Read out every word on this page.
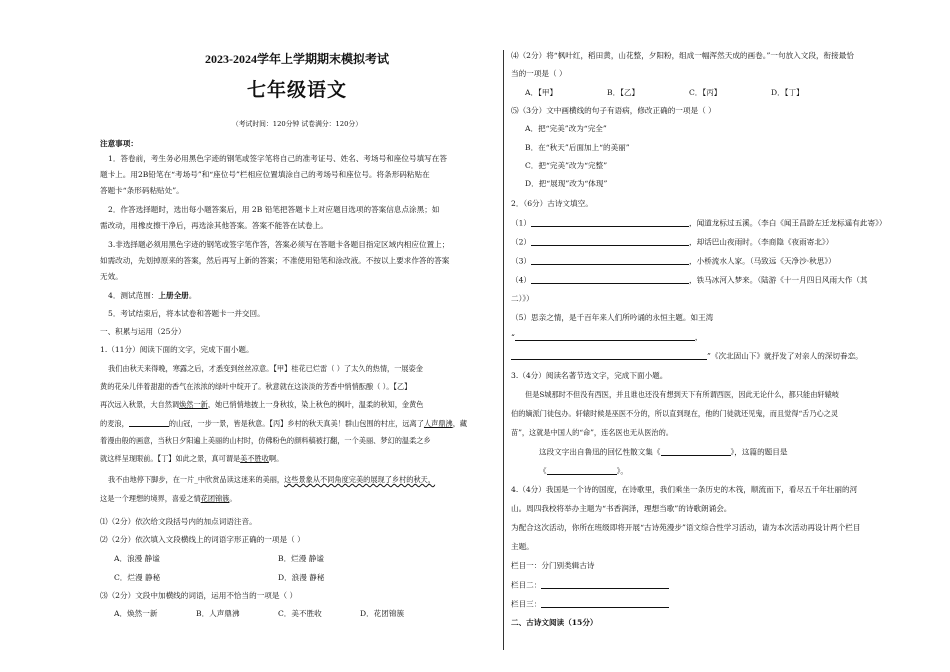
2023-2024学年上学期期末模拟考试
七年级语文
（考试时间：120分钟 试卷满分：120分）
注意事项：
1．答卷前，考生务必用黑色字迹的钢笔或签字笔将自己的准考证号、姓名、考场号和座位号填写在答
题卡上。用2B铅笔在“考场号”和“座位号”栏相应位置填涂自己的考场号和座位号。将条形码粘贴在
答题卡“条形码粘贴处”。
2．作答选择题时，选出每小题答案后，用 2B 铅笔把答题卡上对应题目选项的答案信息点涂黑；如
需改动，用橡皮擦干净后，再选涂其他答案。答案不能答在试卷上。
3.非选择题必须用黑色字迹的钢笔或签字笔作答，答案必须写在答题卡各题目指定区域内相应位置上；
如需改动，先划掉原来的答案，然后再写上新的答案；不准使用铅笔和涂改液。不按以上要求作答的答案
无效。
4．测试范围：上册全册。
5．考试结束后，将本试卷和答题卡一并交回。
一、积累与运用（25分）
1.（11分）阅读下面的文字，完成下面小题。
我们由秋天来得晚，寒露之后，才悉变到丝丝凉意。【甲】桂花已烂雷（ ）了太久的热情，一展姿金
黄的花朵儿伴着甜甜的香气在浓浓的绿叶中绽开了。秋意就在这淡淡的芳香中悄悄酝酿（ ）。【乙】
再次远入秋景，大自然调焕然一新，她已悄悄地披上一身秋妆，染上秋色的枫叶，温柔的秋知，金黄色
的麦浪，	的山冠，一步一景，皆是秋意。【丙】乡村的秋天真美！群山包围的村庄，远离了人声鼎沸，藏
着漫由般的画意，当秋日夕阳遍上美丽的山村时，仿佛粉色的颜料稿被打翻，一个美丽、梦幻的温柔之乡
就这样呈现眼前。【丁】如此之景，真可谓是美不胜收啊。
我不由地停下脚步，在一片_中欣赏品读这迷来的美丽，这些景象从不同角度完美的展现了乡村的秋天，
这是一个理想的境界，喜爱之情花团锦簇。
⑴（2分）依次给文段括号内的加点词语注音。
⑵（2分）依次填入文段横线上的词语字形正确的一项是（ ）
A．浪漫 静谧	B．烂漫 静谧
C．烂漫 静秘	D．浪漫 静秘
⑶（2分）文段中加横线的词语，运用不恰当的一项是（ ）
A．焕然一新	B．人声鼎沸	C．美不胜收	D．花团锦簇
⑷（2分）将“枫叶红，稻田黄，山花整，夕阳粉，组成一幅浑然天成的画卷。”一句放入文段，衔接最恰
当的一项是（ ）
A．【甲】	B．【乙】	C．【丙】	D．【丁】
⑸（3分）文中画横线的句子有语病，修改正确的一项是（ ）
A．把“完美”改为“完全”
B．在“秋天”后面加上“的美丽”
C．把“完美”改为“完整”
D．把“展现”改为“体现”
2．（6分）古诗文填空。
（1）	，闻道龙标过五溪。（李白《闻王昌龄左迁龙标遥有此寄》）
（2）	，却话巴山夜雨时。（李商隐《夜雨寄北》）
（3）	，小桥流水人家。（马致远《天净沙·秋思》）
（4）	，铁马冰河入梦来。（陆游《十一月四日风雨大作（其
二）》）
（5）思亲之情，是千百年来人们所吟诵的永恒主题。如王湾
“	，
”《次北固山下》就抒发了对亲人的深切眷恋。
3.（4分）阅读名著节选文字，完成下面小题。
但是S城那时不但没有西医，并且谁也还没有想到天下有所谓西医，因此无论什么，都只能由轩辕岐
伯的嫡派门徒包办。轩辕时候是巫医不分的，所以直到现在，他的门徒就还见鬼，而且觉得“舌乃心之灵
苗”，这就是中国人的“命”，连名医也无从医治的。
这段文字出自鲁迅的回忆性散文集《	》，这篇的题目是
《	》。
4.（4分）我国是一个诗的国度，在诗歌里，我们乘坐一条历史的木筏，顺流而下，看尽五千年壮丽的河
山。周四我校将举办主题为“书香润泽，理想当歌”的诗歌朗诵会。
为配合这次活动，你所在班级即将开展“古诗苑漫步”语文综合性学习活动，请为本次活动再设计两个栏目
主题。
栏目一：分门别类辑古诗
栏目二：
栏目三：
二、古诗文阅读（15分）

Your task => Copy out the data above exactly, except the pictures.

Output for this task =>
Read out every word on this page.
2023-2024学年上学期期末模拟考试
七年级语文
（考试时间：120分钟 试卷满分：120分）
注意事项：
1．答卷前，考生务必用黑色字迹的钢笔或签字笔将自己的准考证号、姓名、考场号和座位号填写在答
题卡上。用2B铅笔在“考场号”和“座位号”栏相应位置填涂自己的考场号和座位号。将条形码粘贴在
答题卡“条形码粘贴处”。
2．作答选择题时，选出每小题答案后，用 2B 铅笔把答题卡上对应题目选项的答案信息点涂黑；如
需改动，用橡皮擦干净后，再选涂其他答案。答案不能答在试卷上。
3.非选择题必须用黑色字迹的钢笔或签字笔作答，答案必须写在答题卡各题目指定区域内相应位置上；
如需改动，先划掉原来的答案，然后再写上新的答案；不准使用铅笔和涂改液。不按以上要求作答的答案
无效。
4．测试范围：上册全册。
5．考试结束后，将本试卷和答题卡一并交回。
一、积累与运用（25分）
1.（11分）阅读下面的文字，完成下面小题。
我们由秋天来得晚，寒露之后，才悉变到丝丝凉意。【甲】桂花已烂雷（ ）了太久的热情，一展姿金
黄的花朵儿伴着甜甜的香气在浓浓的绿叶中绽开了。秋意就在这淡淡的芳香中悄悄酝酿（ ）。【乙】
再次远入秋景，大自然调焕然一新，她已悄悄地披上一身秋妆，染上秋色的枫叶，温柔的秋知，金黄色
的麦浪，	的山冠，一步一景，皆是秋意。【丙】乡村的秋天真美！群山包围的村庄，远离了人声鼎沸，藏
着漫由般的画意，当秋日夕阳遍上美丽的山村时，仿佛粉色的颜料稿被打翻，一个美丽、梦幻的温柔之乡
就这样呈现眼前。【丁】如此之景，真可谓是美不胜收啊。
我不由地停下脚步，在一片_中欣赏品读这迷来的美丽，这些景象从不同角度完美的展现了乡村的秋天，
这是一个理想的境界，喜爱之情花团锦簇。
⑴（2分）依次给文段括号内的加点词语注音。
⑵（2分）依次填入文段横线上的词语字形正确的一项是（ ）
A．浪漫 静谧	B．烂漫 静谧
C．烂漫 静秘	D．浪漫 静秘
⑶（2分）文段中加横线的词语，运用不恰当的一项是（ ）
A．焕然一新	B．人声鼎沸	C．美不胜收	D．花团锦簇
⑷（2分）将“枫叶红，稻田黄，山花整，夕阳粉，组成一幅浑然天成的画卷。”一句放入文段，衔接最恰
当的一项是（ ）
A．【甲】	B．【乙】	C．【丙】	D．【丁】
⑸（3分）文中画横线的句子有语病，修改正确的一项是（ ）
A．把“完美”改为“完全”
B．在“秋天”后面加上“的美丽”
C．把“完美”改为“完整”
D．把“展现”改为“体现”
2．（6分）古诗文填空。
（1）	，闻道龙标过五溪。（李白《闻王昌龄左迁龙标遥有此寄》）
（2）	，却话巴山夜雨时。（李商隐《夜雨寄北》）
（3）	，小桥流水人家。（马致远《天净沙·秋思》）
（4）	，铁马冰河入梦来。（陆游《十一月四日风雨大作（其
二）》）
（5）思亲之情，是千百年来人们所吟诵的永恒主题。如王湾
“	，
”《次北固山下》就抒发了对亲人的深切眷恋。
3.（4分）阅读名著节选文字，完成下面小题。
但是S城那时不但没有西医，并且谁也还没有想到天下有所谓西医，因此无论什么，都只能由轩辕岐
伯的嫡派门徒包办。轩辕时候是巫医不分的，所以直到现在，他的门徒就还见鬼，而且觉得“舌乃心之灵
苗”，这就是中国人的“命”，连名医也无从医治的。
这段文字出自鲁迅的回忆性散文集《	》，这篇的题目是
《	》。
4.（4分）我国是一个诗的国度，在诗歌里，我们乘坐一条历史的木筏，顺流而下，看尽五千年壮丽的河
山。周四我校将举办主题为“书香润泽，理想当歌”的诗歌朗诵会。
为配合这次活动，你所在班级即将开展“古诗苑漫步”语文综合性学习活动，请为本次活动再设计两个栏目
主题。
栏目一：分门别类辑古诗
栏目二：
栏目三：
二、古诗文阅读（15分）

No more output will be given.